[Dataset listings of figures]

[START]

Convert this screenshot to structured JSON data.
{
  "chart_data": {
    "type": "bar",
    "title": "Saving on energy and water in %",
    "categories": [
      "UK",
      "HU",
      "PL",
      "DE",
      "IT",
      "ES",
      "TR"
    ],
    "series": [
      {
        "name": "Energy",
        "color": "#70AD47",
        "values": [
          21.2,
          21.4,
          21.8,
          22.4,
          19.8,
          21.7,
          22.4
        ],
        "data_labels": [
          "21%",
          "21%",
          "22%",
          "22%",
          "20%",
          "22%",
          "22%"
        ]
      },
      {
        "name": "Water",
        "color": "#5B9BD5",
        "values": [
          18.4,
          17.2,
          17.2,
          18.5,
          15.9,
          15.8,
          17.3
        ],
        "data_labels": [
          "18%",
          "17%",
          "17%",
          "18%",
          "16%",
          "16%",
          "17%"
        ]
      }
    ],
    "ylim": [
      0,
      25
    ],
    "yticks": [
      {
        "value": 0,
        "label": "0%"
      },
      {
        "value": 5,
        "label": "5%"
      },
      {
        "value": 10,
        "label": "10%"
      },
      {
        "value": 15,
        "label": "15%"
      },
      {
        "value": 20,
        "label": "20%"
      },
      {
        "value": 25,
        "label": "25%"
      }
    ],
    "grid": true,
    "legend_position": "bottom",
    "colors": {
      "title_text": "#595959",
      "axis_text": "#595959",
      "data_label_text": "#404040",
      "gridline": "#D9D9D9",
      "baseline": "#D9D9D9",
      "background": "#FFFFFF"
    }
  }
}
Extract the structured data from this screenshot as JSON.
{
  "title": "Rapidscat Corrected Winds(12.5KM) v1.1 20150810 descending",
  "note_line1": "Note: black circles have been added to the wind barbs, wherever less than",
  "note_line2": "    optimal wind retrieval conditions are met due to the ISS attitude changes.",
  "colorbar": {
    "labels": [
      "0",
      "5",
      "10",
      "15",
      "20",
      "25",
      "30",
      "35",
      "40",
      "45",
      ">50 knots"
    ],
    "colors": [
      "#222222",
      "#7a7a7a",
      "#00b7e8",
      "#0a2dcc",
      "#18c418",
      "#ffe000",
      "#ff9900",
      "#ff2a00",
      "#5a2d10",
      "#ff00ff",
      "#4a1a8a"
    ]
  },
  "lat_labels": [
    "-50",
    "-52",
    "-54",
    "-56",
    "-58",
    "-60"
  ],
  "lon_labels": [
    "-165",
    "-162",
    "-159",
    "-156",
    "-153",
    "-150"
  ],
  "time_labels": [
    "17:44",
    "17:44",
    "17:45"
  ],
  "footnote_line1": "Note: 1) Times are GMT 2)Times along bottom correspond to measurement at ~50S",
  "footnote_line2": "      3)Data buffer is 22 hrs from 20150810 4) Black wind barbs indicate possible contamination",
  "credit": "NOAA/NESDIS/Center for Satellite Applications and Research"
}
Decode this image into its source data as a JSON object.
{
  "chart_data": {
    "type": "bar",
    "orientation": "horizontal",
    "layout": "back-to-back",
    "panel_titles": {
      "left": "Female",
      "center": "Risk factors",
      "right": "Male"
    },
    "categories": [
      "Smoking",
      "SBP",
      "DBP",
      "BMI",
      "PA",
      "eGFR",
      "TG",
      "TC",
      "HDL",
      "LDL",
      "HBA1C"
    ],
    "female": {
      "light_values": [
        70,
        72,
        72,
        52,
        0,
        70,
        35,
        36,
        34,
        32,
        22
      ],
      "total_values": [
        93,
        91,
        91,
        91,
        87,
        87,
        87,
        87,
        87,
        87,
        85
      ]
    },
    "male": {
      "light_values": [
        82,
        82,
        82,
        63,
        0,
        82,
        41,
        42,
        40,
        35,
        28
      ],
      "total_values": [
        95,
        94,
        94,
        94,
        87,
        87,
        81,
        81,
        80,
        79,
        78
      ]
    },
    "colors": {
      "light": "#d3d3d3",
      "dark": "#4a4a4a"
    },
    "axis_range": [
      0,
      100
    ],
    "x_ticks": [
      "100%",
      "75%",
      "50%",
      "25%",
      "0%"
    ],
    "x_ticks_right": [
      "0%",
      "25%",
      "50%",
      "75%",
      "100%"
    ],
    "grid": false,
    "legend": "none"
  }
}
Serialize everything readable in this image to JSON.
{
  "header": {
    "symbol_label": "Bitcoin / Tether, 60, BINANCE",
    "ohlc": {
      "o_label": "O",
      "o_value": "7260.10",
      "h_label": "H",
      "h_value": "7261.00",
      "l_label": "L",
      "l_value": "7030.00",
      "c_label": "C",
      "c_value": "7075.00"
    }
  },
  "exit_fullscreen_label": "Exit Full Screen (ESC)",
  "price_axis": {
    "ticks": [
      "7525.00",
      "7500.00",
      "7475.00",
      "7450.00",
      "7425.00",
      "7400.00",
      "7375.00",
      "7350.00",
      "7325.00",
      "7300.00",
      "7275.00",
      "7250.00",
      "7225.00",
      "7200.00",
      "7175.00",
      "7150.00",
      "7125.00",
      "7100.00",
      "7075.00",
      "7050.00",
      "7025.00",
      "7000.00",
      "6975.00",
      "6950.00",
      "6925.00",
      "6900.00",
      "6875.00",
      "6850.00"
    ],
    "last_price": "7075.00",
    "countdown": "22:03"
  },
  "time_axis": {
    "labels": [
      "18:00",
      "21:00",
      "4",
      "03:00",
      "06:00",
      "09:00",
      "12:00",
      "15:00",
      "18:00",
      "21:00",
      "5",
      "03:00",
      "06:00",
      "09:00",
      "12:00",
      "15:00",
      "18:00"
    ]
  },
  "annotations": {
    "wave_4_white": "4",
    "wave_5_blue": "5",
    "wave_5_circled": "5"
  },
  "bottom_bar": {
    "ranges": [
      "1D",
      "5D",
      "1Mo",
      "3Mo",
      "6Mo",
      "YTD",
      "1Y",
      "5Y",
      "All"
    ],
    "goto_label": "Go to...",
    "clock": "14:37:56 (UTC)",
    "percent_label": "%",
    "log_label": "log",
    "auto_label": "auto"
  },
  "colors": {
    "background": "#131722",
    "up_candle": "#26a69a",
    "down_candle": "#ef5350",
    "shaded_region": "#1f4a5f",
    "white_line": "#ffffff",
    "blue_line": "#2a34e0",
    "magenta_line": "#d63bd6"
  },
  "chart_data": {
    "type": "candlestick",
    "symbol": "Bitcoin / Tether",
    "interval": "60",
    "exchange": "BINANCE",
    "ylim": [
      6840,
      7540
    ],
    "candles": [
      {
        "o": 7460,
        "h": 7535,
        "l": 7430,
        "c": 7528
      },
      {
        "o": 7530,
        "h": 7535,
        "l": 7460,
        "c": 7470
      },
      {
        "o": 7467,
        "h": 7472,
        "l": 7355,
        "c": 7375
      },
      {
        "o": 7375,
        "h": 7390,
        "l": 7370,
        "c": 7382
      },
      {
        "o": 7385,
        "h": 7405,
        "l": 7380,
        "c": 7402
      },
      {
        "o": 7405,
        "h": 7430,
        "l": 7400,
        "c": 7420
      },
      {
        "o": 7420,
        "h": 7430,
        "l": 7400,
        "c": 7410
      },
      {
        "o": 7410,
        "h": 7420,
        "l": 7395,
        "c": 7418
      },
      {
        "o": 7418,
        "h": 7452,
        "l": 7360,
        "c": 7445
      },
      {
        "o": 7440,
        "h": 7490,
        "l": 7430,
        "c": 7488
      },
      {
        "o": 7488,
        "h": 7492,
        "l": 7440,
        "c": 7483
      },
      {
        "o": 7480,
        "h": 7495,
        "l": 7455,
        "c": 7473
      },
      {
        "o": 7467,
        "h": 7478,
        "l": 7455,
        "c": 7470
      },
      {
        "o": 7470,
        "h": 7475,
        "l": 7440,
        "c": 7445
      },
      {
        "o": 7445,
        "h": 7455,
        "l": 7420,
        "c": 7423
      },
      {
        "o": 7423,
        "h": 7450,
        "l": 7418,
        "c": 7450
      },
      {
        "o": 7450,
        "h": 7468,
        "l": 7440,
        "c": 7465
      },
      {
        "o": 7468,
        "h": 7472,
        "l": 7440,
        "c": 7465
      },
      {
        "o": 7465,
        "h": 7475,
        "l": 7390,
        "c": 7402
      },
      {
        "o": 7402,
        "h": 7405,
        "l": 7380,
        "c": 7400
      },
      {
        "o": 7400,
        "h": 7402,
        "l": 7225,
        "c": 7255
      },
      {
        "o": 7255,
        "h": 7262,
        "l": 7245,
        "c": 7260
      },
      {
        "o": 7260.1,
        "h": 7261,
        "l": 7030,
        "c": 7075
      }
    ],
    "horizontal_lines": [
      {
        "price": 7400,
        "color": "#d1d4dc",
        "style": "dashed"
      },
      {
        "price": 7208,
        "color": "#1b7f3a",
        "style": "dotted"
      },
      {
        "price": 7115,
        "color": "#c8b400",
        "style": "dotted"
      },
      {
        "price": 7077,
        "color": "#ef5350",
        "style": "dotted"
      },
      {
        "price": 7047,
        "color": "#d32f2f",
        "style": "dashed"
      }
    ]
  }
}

[END]

> [OBJECTIVE]
Which lines in the listing above hold the word "this"? Show each of them.

> [WRITTEN ANSWER]
Convert this screenshot to structured JSON data.
Extract the structured data from this screenshot as JSON.
Decode this image into its source data as a JSON object.
Serialize everything readable in this image to JSON.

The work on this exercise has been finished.